▸ CHALLENGE
Restate every line of the material, word for word.

Collected data:
☆ ☆ ☆ ☆ ☆ ☆ ☆

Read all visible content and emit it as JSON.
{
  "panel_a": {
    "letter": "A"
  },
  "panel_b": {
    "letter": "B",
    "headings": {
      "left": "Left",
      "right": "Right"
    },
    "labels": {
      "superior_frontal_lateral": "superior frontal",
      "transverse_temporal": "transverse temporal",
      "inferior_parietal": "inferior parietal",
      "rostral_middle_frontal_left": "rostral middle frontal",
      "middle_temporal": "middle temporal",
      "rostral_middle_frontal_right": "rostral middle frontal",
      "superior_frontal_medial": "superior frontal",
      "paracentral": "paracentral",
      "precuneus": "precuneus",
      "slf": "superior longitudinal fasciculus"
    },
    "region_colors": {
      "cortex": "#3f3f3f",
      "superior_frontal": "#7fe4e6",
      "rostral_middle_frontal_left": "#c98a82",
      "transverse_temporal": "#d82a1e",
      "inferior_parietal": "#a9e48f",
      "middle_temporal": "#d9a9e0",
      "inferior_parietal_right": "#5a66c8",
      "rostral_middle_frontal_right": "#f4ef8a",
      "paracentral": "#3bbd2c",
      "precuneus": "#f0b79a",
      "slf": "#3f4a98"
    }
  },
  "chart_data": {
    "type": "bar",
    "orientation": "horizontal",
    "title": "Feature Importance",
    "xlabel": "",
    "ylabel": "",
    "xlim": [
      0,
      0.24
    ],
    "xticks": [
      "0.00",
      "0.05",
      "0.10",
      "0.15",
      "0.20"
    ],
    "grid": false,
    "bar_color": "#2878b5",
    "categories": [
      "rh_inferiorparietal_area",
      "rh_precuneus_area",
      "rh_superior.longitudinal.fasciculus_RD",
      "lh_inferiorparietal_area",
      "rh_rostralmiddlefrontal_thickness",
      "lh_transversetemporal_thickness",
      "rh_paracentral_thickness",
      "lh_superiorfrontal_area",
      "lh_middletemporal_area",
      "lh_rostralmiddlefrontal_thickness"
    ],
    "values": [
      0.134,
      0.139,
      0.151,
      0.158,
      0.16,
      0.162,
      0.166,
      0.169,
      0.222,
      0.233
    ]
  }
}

☆ ☆ ☆ ☆ ☆ ☆ ☆

▸ RESULT FOR THIS EXERCISE
Read all visible content and emit it as JSON.
{
  "panel_a": {
    "letter": "A"
  },
  "panel_b": {
    "letter": "B",
    "headings": {
      "left": "Left",
      "right": "Right"
    },
    "labels": {
      "superior_frontal_lateral": "superior frontal",
      "transverse_temporal": "transverse temporal",
      "inferior_parietal": "inferior parietal",
      "rostral_middle_frontal_left": "rostral middle frontal",
      "middle_temporal": "middle temporal",
      "rostral_middle_frontal_right": "rostral middle frontal",
      "superior_frontal_medial": "superior frontal",
      "paracentral": "paracentral",
      "precuneus": "precuneus",
      "slf": "superior longitudinal fasciculus"
    },
    "region_colors": {
      "cortex": "#3f3f3f",
      "superior_frontal": "#7fe4e6",
      "rostral_middle_frontal_left": "#c98a82",
      "transverse_temporal": "#d82a1e",
      "inferior_parietal": "#a9e48f",
      "middle_temporal": "#d9a9e0",
      "inferior_parietal_right": "#5a66c8",
      "rostral_middle_frontal_right": "#f4ef8a",
      "paracentral": "#3bbd2c",
      "precuneus": "#f0b79a",
      "slf": "#3f4a98"
    }
  },
  "chart_data": {
    "type": "bar",
    "orientation": "horizontal",
    "title": "Feature Importance",
    "xlabel": "",
    "ylabel": "",
    "xlim": [
      0,
      0.24
    ],
    "xticks": [
      "0.00",
      "0.05",
      "0.10",
      "0.15",
      "0.20"
    ],
    "grid": false,
    "bar_color": "#2878b5",
    "categories": [
      "rh_inferiorparietal_area",
      "rh_precuneus_area",
      "rh_superior.longitudinal.fasciculus_RD",
      "lh_inferiorparietal_area",
      "rh_rostralmiddlefrontal_thickness",
      "lh_transversetemporal_thickness",
      "rh_paracentral_thickness",
      "lh_superiorfrontal_area",
      "lh_middletemporal_area",
      "lh_rostralmiddlefrontal_thickness"
    ],
    "values": [
      0.134,
      0.139,
      0.151,
      0.158,
      0.16,
      0.162,
      0.166,
      0.169,
      0.222,
      0.233
    ]
  }
}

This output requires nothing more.